* _What this task involves_
All lines of the material that contain "patients" must be copied out.

* _Listed records_
────────

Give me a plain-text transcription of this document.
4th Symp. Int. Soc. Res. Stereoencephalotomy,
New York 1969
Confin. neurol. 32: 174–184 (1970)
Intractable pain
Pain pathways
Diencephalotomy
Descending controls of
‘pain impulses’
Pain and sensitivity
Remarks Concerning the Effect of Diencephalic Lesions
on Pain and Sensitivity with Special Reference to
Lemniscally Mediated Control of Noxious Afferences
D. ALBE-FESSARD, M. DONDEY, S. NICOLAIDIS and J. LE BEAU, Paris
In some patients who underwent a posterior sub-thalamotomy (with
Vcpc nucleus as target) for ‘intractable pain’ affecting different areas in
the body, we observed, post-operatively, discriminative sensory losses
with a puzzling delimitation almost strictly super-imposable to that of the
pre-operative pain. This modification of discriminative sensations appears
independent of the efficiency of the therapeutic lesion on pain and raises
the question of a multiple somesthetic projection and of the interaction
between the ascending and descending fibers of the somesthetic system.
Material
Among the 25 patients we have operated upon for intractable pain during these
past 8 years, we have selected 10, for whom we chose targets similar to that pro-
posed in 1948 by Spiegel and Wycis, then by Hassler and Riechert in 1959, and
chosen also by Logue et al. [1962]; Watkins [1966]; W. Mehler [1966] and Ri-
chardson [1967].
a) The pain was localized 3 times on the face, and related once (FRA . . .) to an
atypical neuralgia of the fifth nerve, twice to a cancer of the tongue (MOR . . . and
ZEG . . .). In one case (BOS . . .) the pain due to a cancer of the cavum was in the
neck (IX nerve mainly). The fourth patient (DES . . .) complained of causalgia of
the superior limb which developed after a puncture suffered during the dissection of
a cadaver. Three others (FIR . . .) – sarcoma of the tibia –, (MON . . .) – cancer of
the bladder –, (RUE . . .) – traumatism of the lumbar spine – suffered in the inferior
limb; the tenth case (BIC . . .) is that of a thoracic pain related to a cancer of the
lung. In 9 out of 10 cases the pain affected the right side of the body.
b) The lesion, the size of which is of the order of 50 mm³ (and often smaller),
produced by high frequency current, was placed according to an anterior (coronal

────────

* _Response_
In some patients who underwent a posterior sub-thalamotomy (with
Among the 25 patients we have operated upon for intractable pain during these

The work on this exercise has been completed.